For each line that holds "screenshot", copy the line out.

* Begin RECORDS TO PROCESS *

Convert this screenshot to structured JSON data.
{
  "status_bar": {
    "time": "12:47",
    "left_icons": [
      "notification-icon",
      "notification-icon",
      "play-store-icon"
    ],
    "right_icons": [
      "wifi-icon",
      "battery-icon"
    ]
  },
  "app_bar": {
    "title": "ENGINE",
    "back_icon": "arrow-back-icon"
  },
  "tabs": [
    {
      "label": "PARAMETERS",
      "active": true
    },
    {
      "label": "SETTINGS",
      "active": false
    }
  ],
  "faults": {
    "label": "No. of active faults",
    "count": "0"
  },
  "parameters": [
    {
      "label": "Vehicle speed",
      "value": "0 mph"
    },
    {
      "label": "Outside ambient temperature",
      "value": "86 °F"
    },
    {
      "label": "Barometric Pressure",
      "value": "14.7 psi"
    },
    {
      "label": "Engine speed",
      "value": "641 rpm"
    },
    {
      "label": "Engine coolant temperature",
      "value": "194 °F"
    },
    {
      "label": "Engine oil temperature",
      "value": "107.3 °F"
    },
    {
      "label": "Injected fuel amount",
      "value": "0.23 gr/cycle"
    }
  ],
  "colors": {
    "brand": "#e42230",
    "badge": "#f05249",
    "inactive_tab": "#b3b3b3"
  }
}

* End RECORDS TO PROCESS *
* Begin RECORDS TO PROCESS *

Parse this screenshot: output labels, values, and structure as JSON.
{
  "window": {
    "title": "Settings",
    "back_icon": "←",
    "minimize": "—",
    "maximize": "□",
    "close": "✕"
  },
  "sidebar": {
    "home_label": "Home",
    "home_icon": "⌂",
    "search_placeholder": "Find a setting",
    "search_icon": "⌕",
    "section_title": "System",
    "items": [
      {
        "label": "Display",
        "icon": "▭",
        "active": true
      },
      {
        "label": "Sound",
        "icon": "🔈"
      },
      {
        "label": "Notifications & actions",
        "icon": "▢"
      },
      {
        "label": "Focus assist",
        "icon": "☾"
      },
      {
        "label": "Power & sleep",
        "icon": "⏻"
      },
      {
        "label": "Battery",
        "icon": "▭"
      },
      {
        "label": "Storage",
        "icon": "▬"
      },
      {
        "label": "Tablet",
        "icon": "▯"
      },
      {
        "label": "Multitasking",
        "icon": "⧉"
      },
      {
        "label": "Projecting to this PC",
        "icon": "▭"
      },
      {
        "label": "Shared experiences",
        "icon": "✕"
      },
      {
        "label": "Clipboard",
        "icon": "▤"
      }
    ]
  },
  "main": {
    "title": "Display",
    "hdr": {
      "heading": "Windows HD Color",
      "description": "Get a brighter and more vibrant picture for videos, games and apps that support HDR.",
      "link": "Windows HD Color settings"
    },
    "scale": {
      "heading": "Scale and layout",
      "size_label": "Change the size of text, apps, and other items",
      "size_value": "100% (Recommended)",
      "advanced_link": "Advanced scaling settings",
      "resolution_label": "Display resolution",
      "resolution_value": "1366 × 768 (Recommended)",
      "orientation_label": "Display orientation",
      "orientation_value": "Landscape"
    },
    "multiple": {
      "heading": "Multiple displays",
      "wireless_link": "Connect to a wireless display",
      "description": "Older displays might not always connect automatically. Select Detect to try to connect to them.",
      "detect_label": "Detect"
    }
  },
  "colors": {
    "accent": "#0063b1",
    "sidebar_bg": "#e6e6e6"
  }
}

* End RECORDS TO PROCESS *

_SOLUTION TO THIS PROBLEM:_
Convert this screenshot to structured JSON data.
Parse this screenshot: output labels, values, and structure as JSON.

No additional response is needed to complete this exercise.